[start]
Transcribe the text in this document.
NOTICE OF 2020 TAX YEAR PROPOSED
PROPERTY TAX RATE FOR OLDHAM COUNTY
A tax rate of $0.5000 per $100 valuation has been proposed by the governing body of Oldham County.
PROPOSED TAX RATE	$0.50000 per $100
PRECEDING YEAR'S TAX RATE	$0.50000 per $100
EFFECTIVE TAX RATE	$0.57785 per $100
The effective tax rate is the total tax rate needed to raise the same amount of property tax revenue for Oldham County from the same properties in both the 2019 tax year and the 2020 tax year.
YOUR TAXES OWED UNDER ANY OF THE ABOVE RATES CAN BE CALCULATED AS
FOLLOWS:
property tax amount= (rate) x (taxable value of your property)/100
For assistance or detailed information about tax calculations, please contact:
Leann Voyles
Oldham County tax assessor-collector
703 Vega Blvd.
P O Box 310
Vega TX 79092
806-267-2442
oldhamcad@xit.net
[end]
◆ DIRECTIONS ◆
Print the records above exactly as they appear.

◆ COMPLETED TASK ◆
Transcribe the text in this document.
NOTICE OF 2020 TAX YEAR PROPOSED
PROPERTY TAX RATE FOR OLDHAM COUNTY
A tax rate of $0.5000 per $100 valuation has been proposed by the governing body of Oldham County.
PROPOSED TAX RATE	$0.50000 per $100
PRECEDING YEAR'S TAX RATE	$0.50000 per $100
EFFECTIVE TAX RATE	$0.57785 per $100
The effective tax rate is the total tax rate needed to raise the same amount of property tax revenue for Oldham County from the same properties in both the 2019 tax year and the 2020 tax year.
YOUR TAXES OWED UNDER ANY OF THE ABOVE RATES CAN BE CALCULATED AS
FOLLOWS:
property tax amount= (rate) x (taxable value of your property)/100
For assistance or detailed information about tax calculations, please contact:
Leann Voyles
Oldham County tax assessor-collector
703 Vega Blvd.
P O Box 310
Vega TX 79092
806-267-2442
oldhamcad@xit.net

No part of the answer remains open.